EXERCISE DESCRIPTION => Filter this material down to the lines that hold "following", copying each one.

# # #

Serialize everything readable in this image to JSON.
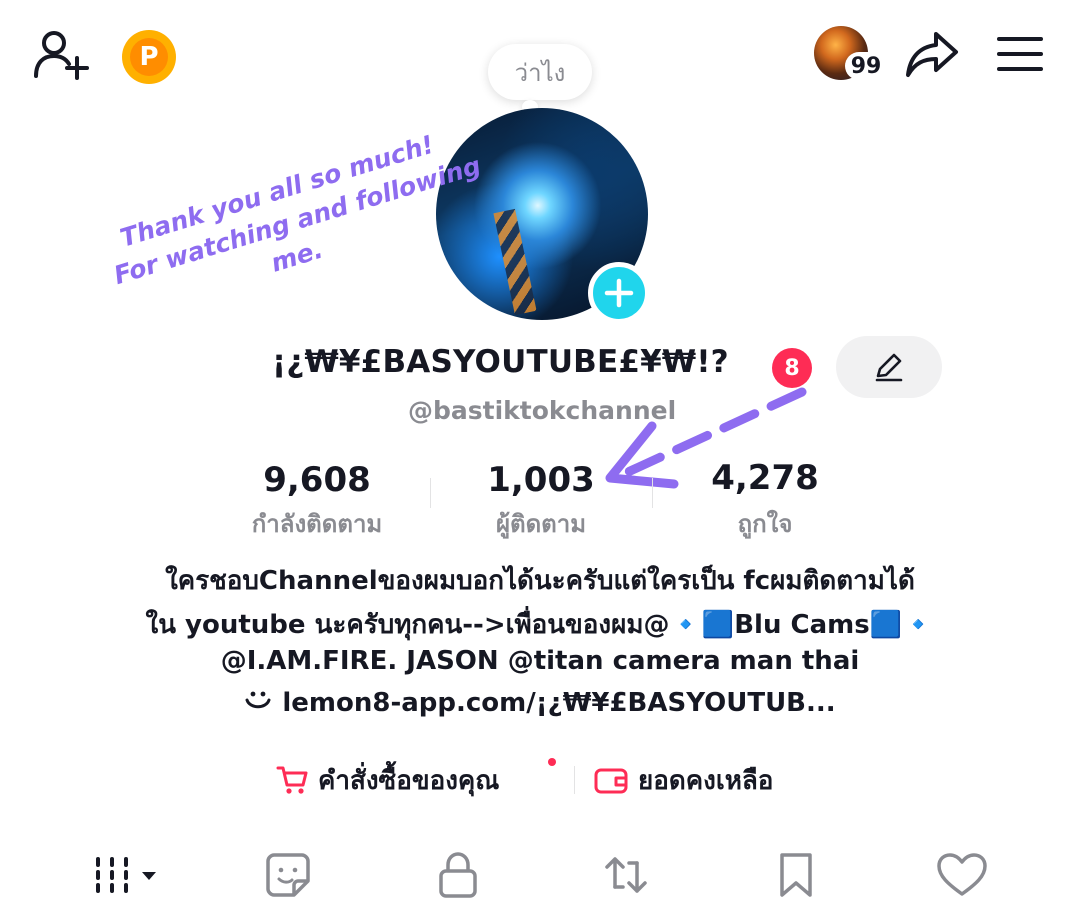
{
  "header": {
    "story_badge": "99",
    "coin_letter": "P"
  },
  "bubble": {
    "text": "ว่าไง"
  },
  "annotation": {
    "lines": [
      "Thank you all so much!",
      "For watching and following",
      "me."
    ],
    "color": "#8e6cf0"
  },
  "profile": {
    "display_name": "¡¿₩¥£BASYOUTUBE£¥₩!?",
    "badge_count": "8",
    "username": "@bastiktokchannel"
  },
  "stats": {
    "following": {
      "value": "9,608",
      "label": "กำลังติดตาม"
    },
    "followers": {
      "value": "1,003",
      "label": "ผู้ติดตาม"
    },
    "likes": {
      "value": "4,278",
      "label": "ถูกใจ"
    }
  },
  "bio": {
    "line1": "ใครชอบChannelของผมบอกได้นะครับแต่ใครเป็น fcผมติดตามได้",
    "line2": "ใน youtube นะครับทุกคน-->เพื่อนของผม@🔹🟦Blu Cams🟦🔹",
    "line3": "@I.AM.FIRE. JASON @titan camera man thai",
    "link": "lemon8-app.com/¡¿₩¥£BASYOUTUB..."
  },
  "shop": {
    "orders_label": "คำสั่งซื้อของคุณ",
    "balance_label": "ยอดคงเหลือ"
  },
  "colors": {
    "accent_red": "#fe2c55",
    "accent_cyan": "#20d5ec",
    "coin": "#ffb000"
  },
  "tabs": [
    "videos-grid",
    "stickers",
    "private",
    "reposts",
    "favorites",
    "liked"
  ]
}
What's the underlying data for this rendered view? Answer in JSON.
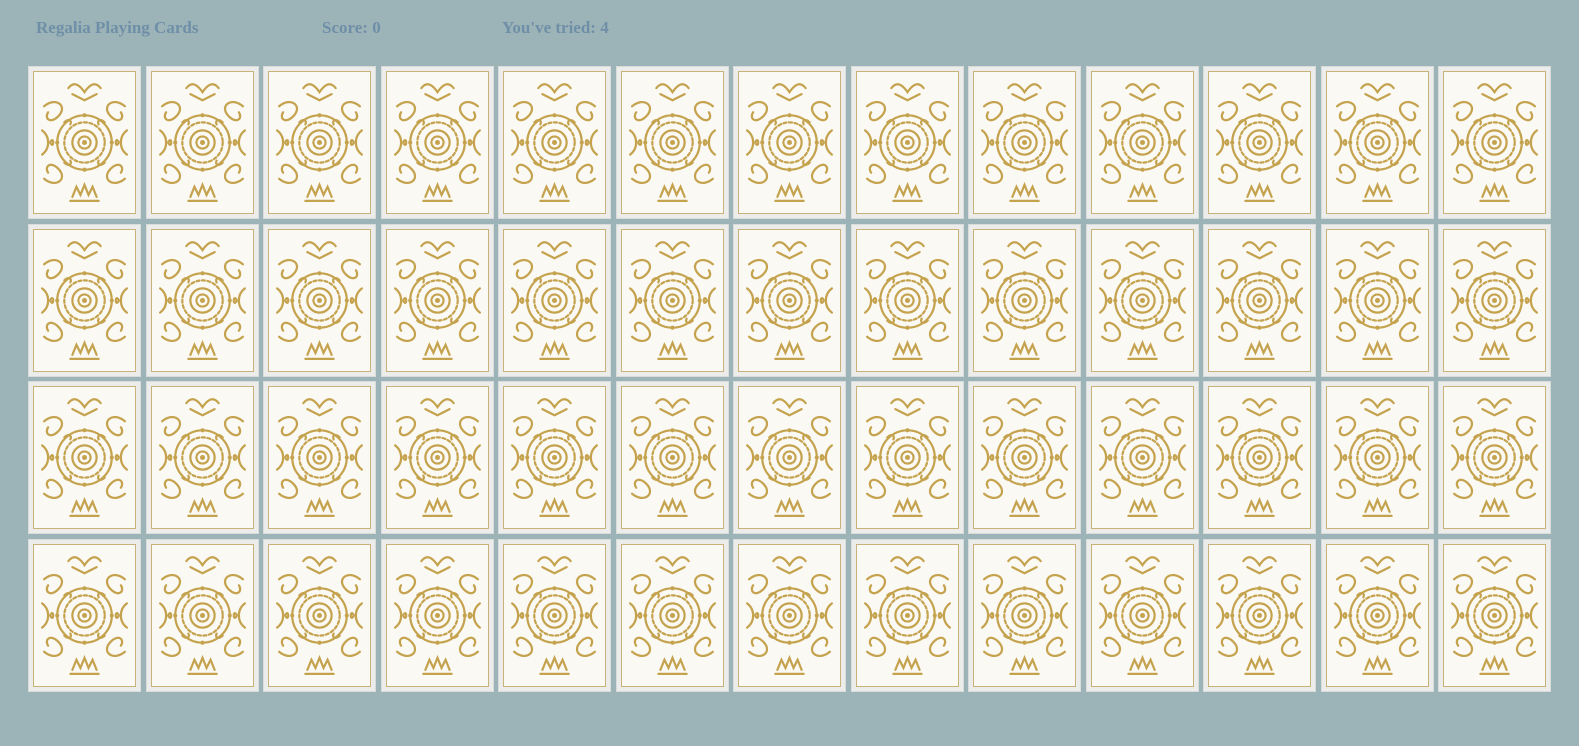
{
  "header": {
    "title": "Regalia Playing Cards",
    "score": "Score: 0",
    "tries": "You've tried: 4"
  },
  "board": {
    "rows": 4,
    "columns": 13,
    "card_state": "face-down",
    "card_back_icon": "ornamental-card-back-icon"
  },
  "colors": {
    "background": "#9cb4b7",
    "header_text": "#6f8fa8",
    "card_gold": "#c4a24e",
    "card_paper": "#fbf9f3"
  }
}
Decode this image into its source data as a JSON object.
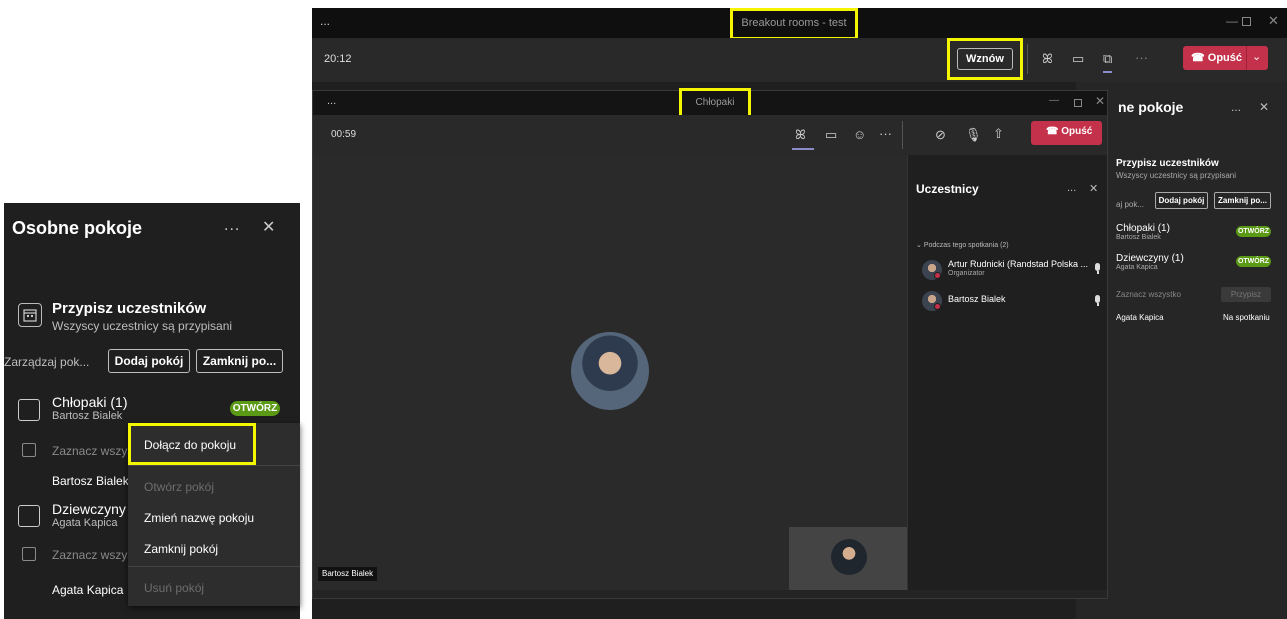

# # #

TASK OUTPUT =>
      "For watching and following",
    "following": {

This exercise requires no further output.